◆ **Exercise prompt**
Collect each line holding the string "Documents".

(Stored data)
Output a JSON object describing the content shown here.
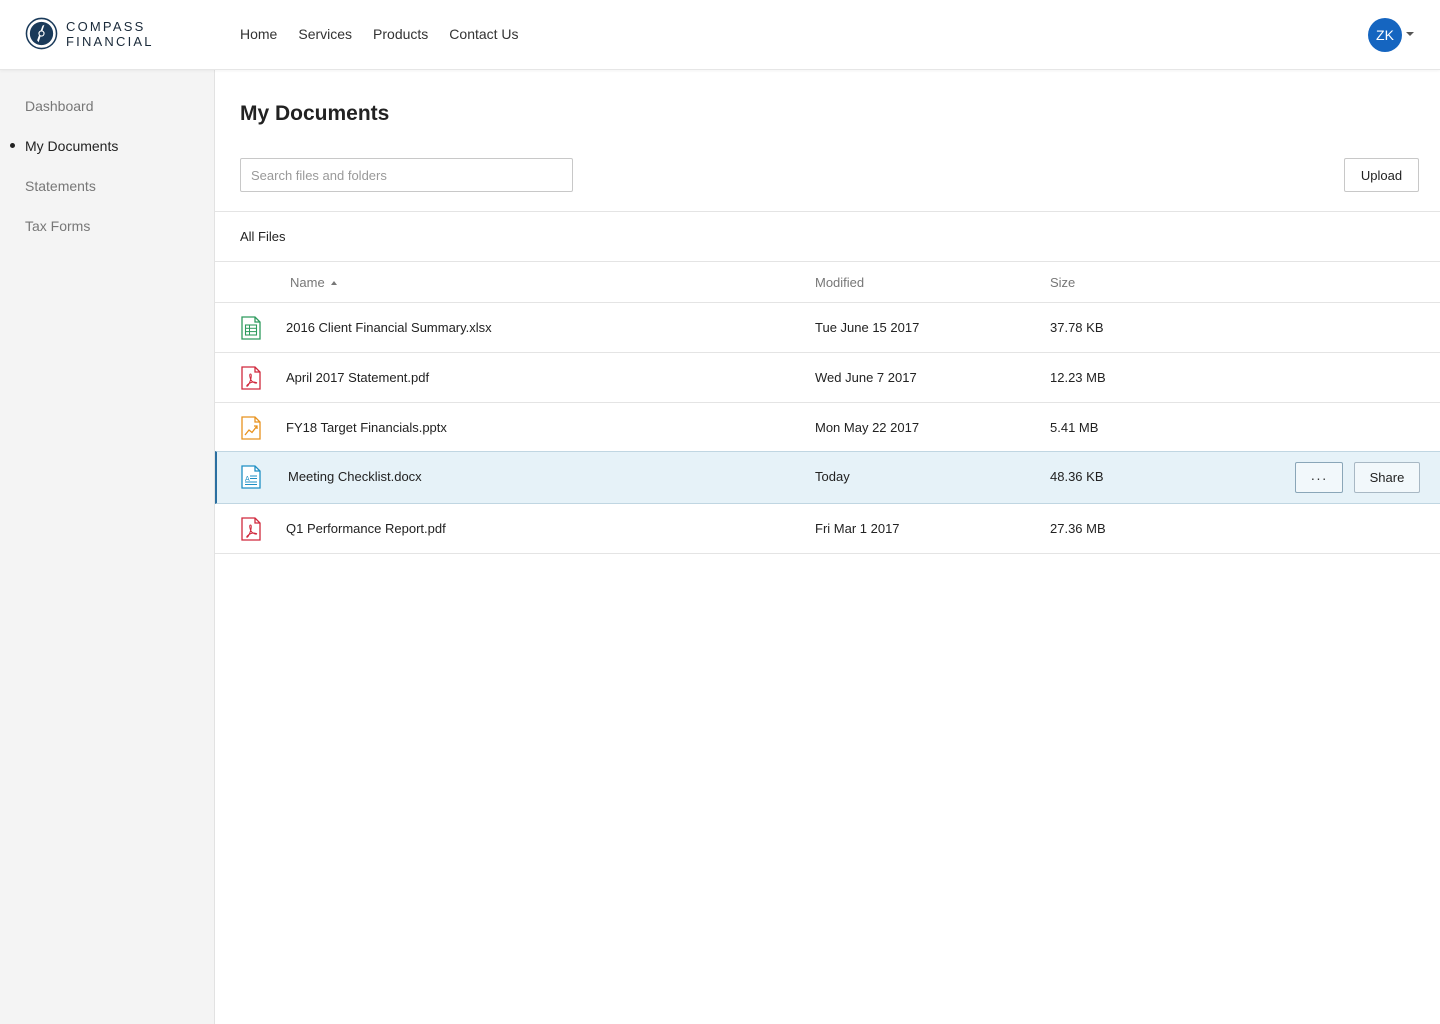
{
  "brand": {
    "line1": "COMPASS",
    "line2": "FINANCIAL",
    "logo_icon": "compass-logo-icon"
  },
  "nav": {
    "home": "Home",
    "services": "Services",
    "products": "Products",
    "contact": "Contact Us"
  },
  "user": {
    "initials": "ZK"
  },
  "sidebar": {
    "items": [
      {
        "label": "Dashboard"
      },
      {
        "label": "My Documents",
        "active": true
      },
      {
        "label": "Statements"
      },
      {
        "label": "Tax Forms"
      }
    ]
  },
  "main": {
    "title": "My Documents",
    "search_placeholder": "Search files and folders",
    "upload_label": "Upload",
    "breadcrumb": "All Files",
    "columns": {
      "name": "Name",
      "modified": "Modified",
      "size": "Size"
    },
    "files": [
      {
        "name": "2016 Client Financial Summary.xlsx",
        "modified": "Tue June 15 2017",
        "size": "37.78 KB",
        "icon": "spreadsheet-icon",
        "color": "#2e9b5e"
      },
      {
        "name": "April 2017 Statement.pdf",
        "modified": "Wed June 7 2017",
        "size": "12.23 MB",
        "icon": "pdf-icon",
        "color": "#d0283c"
      },
      {
        "name": "FY18 Target Financials.pptx",
        "modified": "Mon May 22 2017",
        "size": "5.41 MB",
        "icon": "presentation-icon",
        "color": "#e8921e"
      },
      {
        "name": "Meeting Checklist.docx",
        "modified": "Today",
        "size": "48.36 KB",
        "icon": "document-icon",
        "color": "#1e8fc4",
        "selected": true
      },
      {
        "name": "Q1 Performance Report.pdf",
        "modified": "Fri Mar 1 2017",
        "size": "27.36 MB",
        "icon": "pdf-icon",
        "color": "#d0283c"
      }
    ],
    "row_actions": {
      "more": "···",
      "share": "Share"
    }
  },
  "colors": {
    "accent": "#1565c0",
    "selected_row": "#e6f2f8",
    "selected_border": "#2a6fa0"
  }
}
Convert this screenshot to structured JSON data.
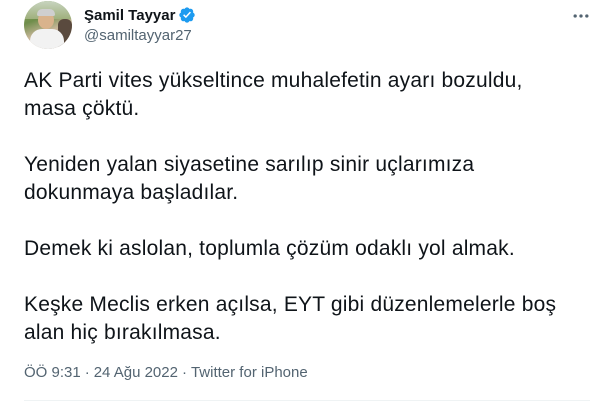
{
  "tweet": {
    "author": {
      "display_name": "Şamil Tayyar",
      "handle": "@samiltayyar27",
      "verified": true,
      "avatar_icon": "profile-photo"
    },
    "body": "AK Parti vites yükseltince muhalefetin ayarı bozuldu,\nmasa çöktü.\n\nYeniden yalan siyasetine sarılıp sinir uçlarımıza\ndokunmaya başladılar.\n\nDemek ki aslolan, toplumla çözüm odaklı yol almak.\n\nKeşke Meclis erken açılsa, EYT gibi düzenlemelerle boş\nalan hiç bırakılmasa.",
    "time": "ÖÖ 9:31",
    "separator1": "·",
    "date": "24 Ağu 2022",
    "separator2": "·",
    "source": "Twitter for iPhone"
  },
  "icons": {
    "verified": "verified-badge-icon",
    "more": "more-options-icon"
  },
  "colors": {
    "verified_blue": "#1d9bf0",
    "text_primary": "#0f1419",
    "text_secondary": "#536471"
  }
}
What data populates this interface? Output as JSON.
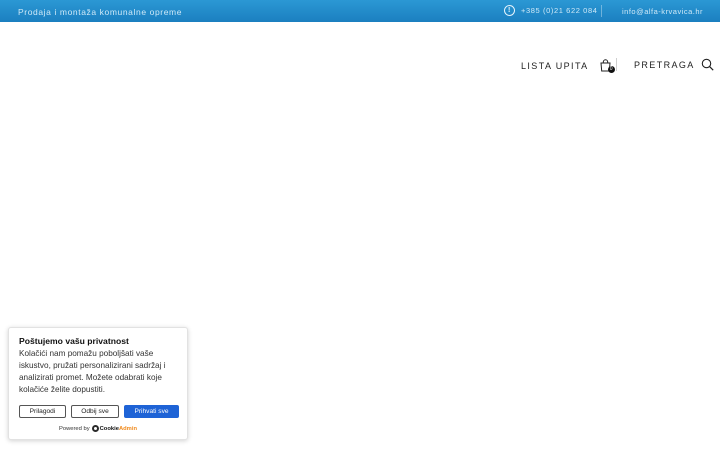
{
  "topbar": {
    "tagline": "Prodaja i montaža komunalne opreme",
    "phone": "+385 (0)21 622 084",
    "email": "info@alfa-krvavica.hr",
    "phone_icon": "exclamation-circle-icon"
  },
  "nav": {
    "inquiry_list": "LISTA UPITA",
    "cart_count": "0",
    "search": "PRETRAGA"
  },
  "cookie": {
    "title": "Poštujemo vašu privatnost",
    "body": "Kolačići nam pomažu poboljšati vaše iskustvo, pružati personalizirani sadržaj i analizirati promet. Možete odabrati koje kolačiće želite dopustiti.",
    "customize_label": "Prilagodi",
    "reject_label": "Odbij sve",
    "accept_label": "Prihvati sve",
    "powered_by": "Powered by",
    "brand_part1": "Cookie",
    "brand_part2": "Admin"
  },
  "colors": {
    "topbar": "#1b7fc0",
    "accent_button": "#1e63d6",
    "brand_orange": "#f08a1c"
  }
}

◆ **Answer**
        "label": "My Documents",
    "title": "My Documents",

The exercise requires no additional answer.